Task prompt: Copy down every line where the string "that" shows up.

Records shown:
┄┄┄┄┄┄┄┄┄┄

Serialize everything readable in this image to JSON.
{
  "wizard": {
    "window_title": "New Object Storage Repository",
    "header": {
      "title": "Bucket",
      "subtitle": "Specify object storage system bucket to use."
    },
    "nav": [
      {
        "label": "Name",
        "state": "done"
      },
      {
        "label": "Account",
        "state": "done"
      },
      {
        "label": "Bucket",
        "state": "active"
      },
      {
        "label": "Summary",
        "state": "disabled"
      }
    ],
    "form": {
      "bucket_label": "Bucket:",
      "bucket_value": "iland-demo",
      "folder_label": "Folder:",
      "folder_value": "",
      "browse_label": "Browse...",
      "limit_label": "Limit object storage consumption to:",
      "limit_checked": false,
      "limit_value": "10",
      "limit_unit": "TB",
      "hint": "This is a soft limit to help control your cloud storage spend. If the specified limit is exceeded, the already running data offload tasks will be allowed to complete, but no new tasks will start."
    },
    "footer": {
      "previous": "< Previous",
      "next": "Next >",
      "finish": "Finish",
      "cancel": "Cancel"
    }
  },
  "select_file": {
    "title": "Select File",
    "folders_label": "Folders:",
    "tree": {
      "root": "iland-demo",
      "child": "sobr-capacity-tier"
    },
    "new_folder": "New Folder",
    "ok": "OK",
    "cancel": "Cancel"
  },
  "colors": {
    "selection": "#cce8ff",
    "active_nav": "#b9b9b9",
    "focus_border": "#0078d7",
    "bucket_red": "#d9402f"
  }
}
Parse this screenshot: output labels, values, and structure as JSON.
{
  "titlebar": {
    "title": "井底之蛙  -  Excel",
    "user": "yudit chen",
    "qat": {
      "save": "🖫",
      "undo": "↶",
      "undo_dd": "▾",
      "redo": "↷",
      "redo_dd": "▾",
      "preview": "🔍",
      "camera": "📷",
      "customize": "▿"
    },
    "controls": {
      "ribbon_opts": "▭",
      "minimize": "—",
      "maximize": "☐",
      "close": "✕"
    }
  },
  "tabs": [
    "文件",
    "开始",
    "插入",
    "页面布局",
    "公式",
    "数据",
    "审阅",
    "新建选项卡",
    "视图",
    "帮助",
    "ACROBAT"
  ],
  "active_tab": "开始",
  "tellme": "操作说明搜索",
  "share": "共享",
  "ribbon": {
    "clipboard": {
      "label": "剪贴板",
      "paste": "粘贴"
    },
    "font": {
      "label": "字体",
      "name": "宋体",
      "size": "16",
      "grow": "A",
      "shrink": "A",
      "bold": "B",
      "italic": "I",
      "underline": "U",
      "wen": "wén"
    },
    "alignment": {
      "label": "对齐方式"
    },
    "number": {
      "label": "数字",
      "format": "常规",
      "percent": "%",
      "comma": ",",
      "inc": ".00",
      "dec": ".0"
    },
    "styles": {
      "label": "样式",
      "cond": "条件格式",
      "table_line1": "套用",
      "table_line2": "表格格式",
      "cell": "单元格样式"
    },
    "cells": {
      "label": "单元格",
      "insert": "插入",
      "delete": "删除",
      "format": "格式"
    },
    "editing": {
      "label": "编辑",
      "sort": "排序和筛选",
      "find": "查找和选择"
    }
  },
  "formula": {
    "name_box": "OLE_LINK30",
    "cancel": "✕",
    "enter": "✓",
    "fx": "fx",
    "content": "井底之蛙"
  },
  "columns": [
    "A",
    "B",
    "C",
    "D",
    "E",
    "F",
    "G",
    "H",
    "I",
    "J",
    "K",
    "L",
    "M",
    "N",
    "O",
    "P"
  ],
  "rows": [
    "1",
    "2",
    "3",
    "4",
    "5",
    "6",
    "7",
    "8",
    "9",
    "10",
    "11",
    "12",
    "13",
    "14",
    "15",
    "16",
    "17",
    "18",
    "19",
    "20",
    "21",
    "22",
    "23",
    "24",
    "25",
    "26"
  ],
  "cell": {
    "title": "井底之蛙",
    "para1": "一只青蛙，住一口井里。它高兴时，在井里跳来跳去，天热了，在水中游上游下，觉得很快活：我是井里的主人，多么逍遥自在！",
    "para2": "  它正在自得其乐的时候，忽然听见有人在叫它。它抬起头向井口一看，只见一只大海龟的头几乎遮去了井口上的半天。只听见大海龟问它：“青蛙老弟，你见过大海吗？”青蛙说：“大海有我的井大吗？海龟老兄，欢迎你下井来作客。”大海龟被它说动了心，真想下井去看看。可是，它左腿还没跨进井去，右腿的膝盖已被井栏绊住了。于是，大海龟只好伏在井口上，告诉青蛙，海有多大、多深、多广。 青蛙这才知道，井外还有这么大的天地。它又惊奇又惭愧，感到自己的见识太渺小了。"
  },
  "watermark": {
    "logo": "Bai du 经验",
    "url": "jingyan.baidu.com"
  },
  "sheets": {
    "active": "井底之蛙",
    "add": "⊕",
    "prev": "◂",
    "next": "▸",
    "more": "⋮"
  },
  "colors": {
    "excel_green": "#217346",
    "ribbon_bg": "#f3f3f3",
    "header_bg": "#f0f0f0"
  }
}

┄┄┄┄┄┄┄┄┄┄

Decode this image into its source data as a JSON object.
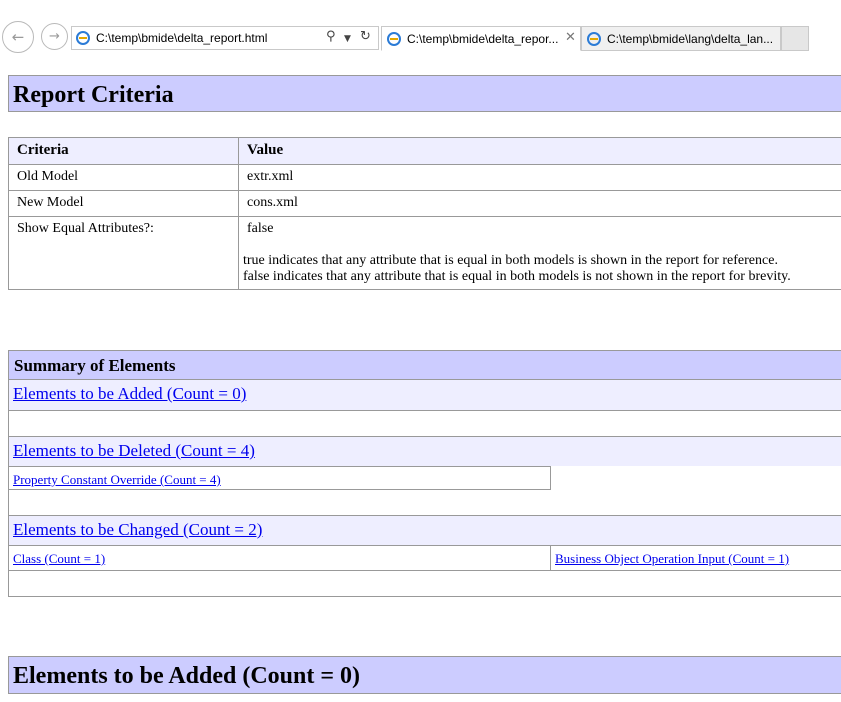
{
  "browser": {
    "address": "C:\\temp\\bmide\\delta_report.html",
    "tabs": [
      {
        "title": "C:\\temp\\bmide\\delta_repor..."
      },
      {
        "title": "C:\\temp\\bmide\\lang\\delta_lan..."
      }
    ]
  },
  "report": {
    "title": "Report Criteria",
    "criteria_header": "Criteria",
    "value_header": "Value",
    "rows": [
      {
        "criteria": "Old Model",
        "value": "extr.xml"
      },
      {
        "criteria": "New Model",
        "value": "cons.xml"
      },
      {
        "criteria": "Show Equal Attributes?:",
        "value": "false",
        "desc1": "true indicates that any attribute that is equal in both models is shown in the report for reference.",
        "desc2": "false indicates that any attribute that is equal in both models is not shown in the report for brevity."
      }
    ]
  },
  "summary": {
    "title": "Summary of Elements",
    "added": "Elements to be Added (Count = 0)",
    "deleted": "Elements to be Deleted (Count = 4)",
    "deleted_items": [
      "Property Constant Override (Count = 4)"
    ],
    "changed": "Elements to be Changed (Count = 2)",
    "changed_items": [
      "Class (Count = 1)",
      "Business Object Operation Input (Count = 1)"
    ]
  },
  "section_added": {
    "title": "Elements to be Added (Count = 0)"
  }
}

┄┄┄┄┄┄┄┄┄┄

Output below:
        "desc1": "true indicates that any attribute that is equal in both models is shown in the report for reference.",
        "desc2": "false indicates that any attribute that is equal in both models is not shown in the report for brevity."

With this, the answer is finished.